* RECORDS SUPPLIED *
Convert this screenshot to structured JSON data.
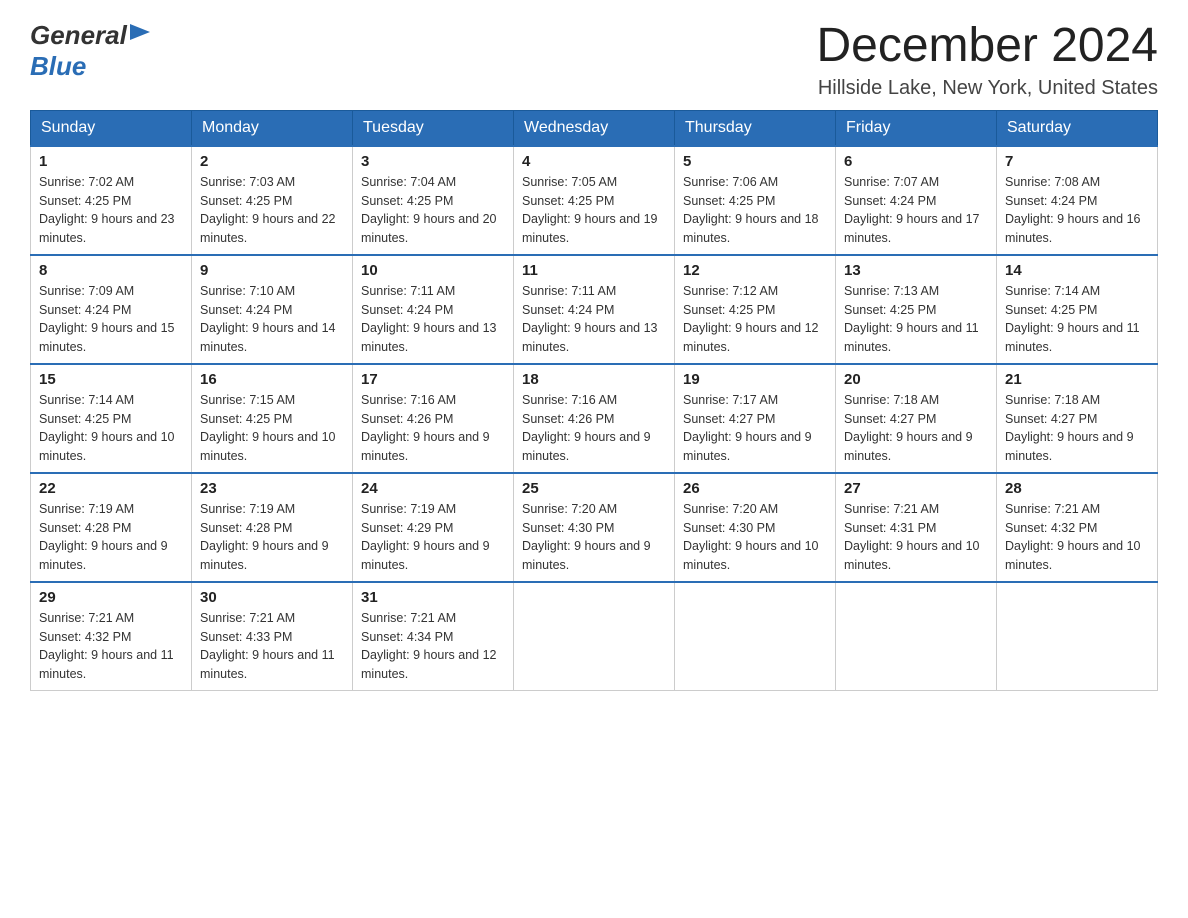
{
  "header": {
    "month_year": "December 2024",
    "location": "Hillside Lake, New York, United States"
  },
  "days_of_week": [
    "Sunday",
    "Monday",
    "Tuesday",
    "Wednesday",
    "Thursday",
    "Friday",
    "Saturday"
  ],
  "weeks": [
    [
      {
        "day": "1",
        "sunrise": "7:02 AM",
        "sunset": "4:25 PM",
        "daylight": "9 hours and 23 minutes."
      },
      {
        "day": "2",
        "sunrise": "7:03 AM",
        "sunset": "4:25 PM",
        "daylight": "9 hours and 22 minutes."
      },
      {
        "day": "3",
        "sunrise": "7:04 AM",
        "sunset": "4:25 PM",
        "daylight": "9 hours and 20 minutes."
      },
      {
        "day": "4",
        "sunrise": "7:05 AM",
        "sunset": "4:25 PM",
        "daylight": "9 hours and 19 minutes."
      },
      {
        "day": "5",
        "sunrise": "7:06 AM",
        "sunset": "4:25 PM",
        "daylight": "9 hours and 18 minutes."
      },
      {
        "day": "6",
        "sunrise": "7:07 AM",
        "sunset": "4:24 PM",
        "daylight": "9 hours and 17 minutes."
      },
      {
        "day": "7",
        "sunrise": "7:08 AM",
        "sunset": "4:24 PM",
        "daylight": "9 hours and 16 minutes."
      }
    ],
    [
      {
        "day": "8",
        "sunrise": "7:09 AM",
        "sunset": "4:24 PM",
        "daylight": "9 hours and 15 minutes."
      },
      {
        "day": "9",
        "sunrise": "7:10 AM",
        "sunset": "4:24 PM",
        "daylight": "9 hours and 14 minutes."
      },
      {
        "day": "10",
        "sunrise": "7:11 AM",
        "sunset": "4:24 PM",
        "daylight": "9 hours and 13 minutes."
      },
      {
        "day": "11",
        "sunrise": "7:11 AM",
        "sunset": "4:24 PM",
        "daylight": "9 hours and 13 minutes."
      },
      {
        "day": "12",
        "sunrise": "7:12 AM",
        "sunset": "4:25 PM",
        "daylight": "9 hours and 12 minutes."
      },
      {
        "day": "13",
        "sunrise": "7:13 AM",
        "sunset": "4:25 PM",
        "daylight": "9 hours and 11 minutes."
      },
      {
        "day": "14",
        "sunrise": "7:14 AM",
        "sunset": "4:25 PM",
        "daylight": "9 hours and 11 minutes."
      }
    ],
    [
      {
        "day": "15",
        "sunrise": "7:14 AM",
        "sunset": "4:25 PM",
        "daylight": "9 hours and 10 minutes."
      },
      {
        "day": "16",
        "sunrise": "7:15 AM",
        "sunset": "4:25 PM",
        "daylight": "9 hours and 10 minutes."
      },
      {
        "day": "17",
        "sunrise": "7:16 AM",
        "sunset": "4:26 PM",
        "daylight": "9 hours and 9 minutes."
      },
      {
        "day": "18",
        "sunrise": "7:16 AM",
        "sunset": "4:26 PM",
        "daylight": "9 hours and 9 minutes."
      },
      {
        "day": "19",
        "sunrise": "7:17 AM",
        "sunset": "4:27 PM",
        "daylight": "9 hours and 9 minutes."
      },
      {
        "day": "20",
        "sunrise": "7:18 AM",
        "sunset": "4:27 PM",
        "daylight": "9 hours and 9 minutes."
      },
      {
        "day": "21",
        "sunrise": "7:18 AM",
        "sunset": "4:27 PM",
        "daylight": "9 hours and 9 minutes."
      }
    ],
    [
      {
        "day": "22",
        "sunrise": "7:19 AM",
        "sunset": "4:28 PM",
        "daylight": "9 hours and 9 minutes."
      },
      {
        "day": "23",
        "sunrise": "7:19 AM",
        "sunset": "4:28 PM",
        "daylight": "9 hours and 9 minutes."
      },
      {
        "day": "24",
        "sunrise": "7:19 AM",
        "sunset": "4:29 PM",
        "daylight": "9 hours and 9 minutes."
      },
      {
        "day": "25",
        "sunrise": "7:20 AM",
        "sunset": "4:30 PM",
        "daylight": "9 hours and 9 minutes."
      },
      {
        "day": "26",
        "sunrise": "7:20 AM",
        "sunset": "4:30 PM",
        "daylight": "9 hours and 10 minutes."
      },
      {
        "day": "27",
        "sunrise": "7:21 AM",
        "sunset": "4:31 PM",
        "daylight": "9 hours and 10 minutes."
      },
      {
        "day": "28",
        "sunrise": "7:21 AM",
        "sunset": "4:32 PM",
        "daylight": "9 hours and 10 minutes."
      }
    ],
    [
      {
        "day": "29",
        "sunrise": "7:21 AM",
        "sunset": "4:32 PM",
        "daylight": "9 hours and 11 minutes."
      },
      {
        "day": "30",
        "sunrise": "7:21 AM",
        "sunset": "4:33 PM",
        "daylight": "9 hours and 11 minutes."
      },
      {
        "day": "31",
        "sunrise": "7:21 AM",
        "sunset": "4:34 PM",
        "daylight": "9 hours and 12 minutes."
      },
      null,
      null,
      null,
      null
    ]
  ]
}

==

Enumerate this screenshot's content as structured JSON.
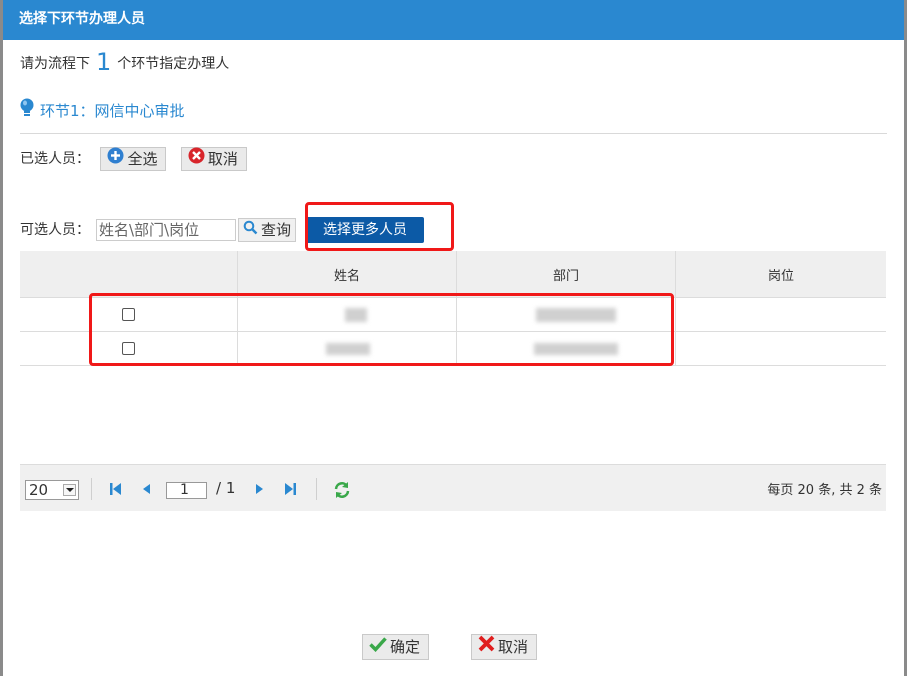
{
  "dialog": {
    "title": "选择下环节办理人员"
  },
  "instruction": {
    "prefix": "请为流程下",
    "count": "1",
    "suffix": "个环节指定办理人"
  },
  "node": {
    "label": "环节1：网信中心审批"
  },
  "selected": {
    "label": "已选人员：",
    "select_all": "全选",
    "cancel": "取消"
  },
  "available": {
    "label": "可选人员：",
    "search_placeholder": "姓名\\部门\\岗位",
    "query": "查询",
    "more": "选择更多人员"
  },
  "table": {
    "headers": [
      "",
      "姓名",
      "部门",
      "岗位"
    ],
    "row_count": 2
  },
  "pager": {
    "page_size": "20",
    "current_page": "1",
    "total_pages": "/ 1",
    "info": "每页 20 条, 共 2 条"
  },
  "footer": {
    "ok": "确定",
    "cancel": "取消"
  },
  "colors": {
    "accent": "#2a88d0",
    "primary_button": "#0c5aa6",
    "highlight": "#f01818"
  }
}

* YOUR TASK *
Which lines contain "JSON"? Show each of them.

* CORRECT ANSWER *
Convert this screenshot to structured JSON data.
Enumerate this screenshot's content as structured JSON.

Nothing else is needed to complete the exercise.